* _Texte fourni_:
== == ==

Joris Mathieu présente en octobre Cornucopia - D’autres mondes possibles (épisode 2), une de ces créations théâtrales futuristes qu’il affectionne, deuxième étape d’un projet ambitieux. Le TNG (Théâtre Nouvelle Génération), dont il est le patron, étant toujours en travaux, nous l’avons rencontré au TNP, où il répète et où son spectacle est à l’affiche, afin d’évoquer ce nouvel opus ainsi que la situation du TNG, toujours privé de sa subvention régionale.
Lyon Capitale : Vous dirigez le TNG, pourquoi jouer votre nouveau spectacle, Cornucopia - D’autres mondes possibles (épisode 2) au TNP ?

== == ==

* _Entrées_:
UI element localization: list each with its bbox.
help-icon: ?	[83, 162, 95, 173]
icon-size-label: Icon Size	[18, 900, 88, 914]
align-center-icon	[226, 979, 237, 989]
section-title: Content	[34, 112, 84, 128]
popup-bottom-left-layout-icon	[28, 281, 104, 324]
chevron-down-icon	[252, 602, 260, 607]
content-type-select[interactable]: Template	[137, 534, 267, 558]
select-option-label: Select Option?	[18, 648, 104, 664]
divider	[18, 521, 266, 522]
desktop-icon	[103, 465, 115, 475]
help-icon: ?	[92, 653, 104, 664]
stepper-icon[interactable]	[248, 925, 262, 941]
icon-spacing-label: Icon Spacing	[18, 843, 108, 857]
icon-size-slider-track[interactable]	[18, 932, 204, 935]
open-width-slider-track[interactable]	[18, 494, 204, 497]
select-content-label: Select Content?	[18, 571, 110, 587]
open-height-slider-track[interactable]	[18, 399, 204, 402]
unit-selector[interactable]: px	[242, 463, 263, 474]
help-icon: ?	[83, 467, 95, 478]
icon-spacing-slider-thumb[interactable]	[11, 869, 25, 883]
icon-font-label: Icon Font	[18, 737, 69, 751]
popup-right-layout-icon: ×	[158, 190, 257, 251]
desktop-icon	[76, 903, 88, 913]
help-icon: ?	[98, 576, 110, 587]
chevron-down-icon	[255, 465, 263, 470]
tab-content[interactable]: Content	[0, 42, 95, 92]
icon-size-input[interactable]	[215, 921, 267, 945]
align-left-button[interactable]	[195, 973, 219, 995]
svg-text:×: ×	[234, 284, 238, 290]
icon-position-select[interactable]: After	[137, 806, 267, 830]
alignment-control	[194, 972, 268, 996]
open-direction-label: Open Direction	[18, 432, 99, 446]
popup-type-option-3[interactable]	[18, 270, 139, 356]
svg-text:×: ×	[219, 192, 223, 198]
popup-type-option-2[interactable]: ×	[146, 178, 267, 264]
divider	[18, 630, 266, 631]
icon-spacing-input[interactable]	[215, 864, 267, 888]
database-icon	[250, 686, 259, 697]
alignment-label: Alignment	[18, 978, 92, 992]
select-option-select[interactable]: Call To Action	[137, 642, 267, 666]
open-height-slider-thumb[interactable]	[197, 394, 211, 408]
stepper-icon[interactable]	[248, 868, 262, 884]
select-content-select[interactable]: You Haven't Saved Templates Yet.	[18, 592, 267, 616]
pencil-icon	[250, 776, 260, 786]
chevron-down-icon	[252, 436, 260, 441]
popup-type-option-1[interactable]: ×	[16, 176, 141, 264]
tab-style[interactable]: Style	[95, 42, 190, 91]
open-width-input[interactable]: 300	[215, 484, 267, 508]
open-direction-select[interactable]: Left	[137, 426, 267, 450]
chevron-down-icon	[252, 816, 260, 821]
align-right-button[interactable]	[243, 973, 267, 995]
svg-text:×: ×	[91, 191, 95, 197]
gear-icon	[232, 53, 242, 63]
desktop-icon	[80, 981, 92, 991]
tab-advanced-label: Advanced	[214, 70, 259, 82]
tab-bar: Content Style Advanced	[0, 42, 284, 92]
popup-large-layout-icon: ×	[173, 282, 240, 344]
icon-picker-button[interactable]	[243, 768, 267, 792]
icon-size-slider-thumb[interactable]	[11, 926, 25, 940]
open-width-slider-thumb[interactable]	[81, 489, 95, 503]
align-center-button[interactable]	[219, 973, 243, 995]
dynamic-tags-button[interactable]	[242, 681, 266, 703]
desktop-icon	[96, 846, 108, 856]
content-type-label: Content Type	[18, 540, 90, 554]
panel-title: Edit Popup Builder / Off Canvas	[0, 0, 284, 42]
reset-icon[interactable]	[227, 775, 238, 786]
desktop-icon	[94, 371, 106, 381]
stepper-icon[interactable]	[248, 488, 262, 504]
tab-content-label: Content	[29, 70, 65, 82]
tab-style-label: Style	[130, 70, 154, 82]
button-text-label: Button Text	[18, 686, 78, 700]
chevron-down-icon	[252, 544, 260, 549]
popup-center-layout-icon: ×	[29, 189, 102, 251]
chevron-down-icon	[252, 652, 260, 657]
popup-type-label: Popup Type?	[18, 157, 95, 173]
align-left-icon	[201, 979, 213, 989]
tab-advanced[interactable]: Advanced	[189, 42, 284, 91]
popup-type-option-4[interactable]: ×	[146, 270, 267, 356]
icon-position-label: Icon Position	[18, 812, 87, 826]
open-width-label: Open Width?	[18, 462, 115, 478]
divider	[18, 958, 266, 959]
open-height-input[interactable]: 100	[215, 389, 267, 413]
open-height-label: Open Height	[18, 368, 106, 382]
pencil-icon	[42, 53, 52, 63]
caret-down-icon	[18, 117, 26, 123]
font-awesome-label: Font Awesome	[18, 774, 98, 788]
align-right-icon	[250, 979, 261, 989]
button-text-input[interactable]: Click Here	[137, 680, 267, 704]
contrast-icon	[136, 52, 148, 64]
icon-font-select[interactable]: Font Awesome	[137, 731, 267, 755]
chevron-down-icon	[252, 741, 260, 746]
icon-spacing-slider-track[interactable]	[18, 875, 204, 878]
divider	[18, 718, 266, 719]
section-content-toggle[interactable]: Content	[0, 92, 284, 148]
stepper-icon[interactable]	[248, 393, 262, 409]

== == ==

* _Liste des tâches_:
a. D'après le texte fourni, de quelle subvention le TNG est-il toujours privé ?
b. Recopiez à l'identique les entrées, depuis la première jusqu'à la ligne contenant "843, 108, 857]", celle-ci comprise.

* _Corrigé_:
a. De sa subvention régionale.

b.
UI element localization: list each with its bbox.
help-icon: ?	[83, 162, 95, 173]
icon-size-label: Icon Size	[18, 900, 88, 914]
align-center-icon	[226, 979, 237, 989]
section-title: Content	[34, 112, 84, 128]
popup-bottom-left-layout-icon	[28, 281, 104, 324]
chevron-down-icon	[252, 602, 260, 607]
content-type-select[interactable]: Template	[137, 534, 267, 558]
select-option-label: Select Option?	[18, 648, 104, 664]
divider	[18, 521, 266, 522]
desktop-icon	[103, 465, 115, 475]
help-icon: ?	[92, 653, 104, 664]
stepper-icon[interactable]	[248, 925, 262, 941]
icon-spacing-label: Icon Spacing	[18, 843, 108, 857]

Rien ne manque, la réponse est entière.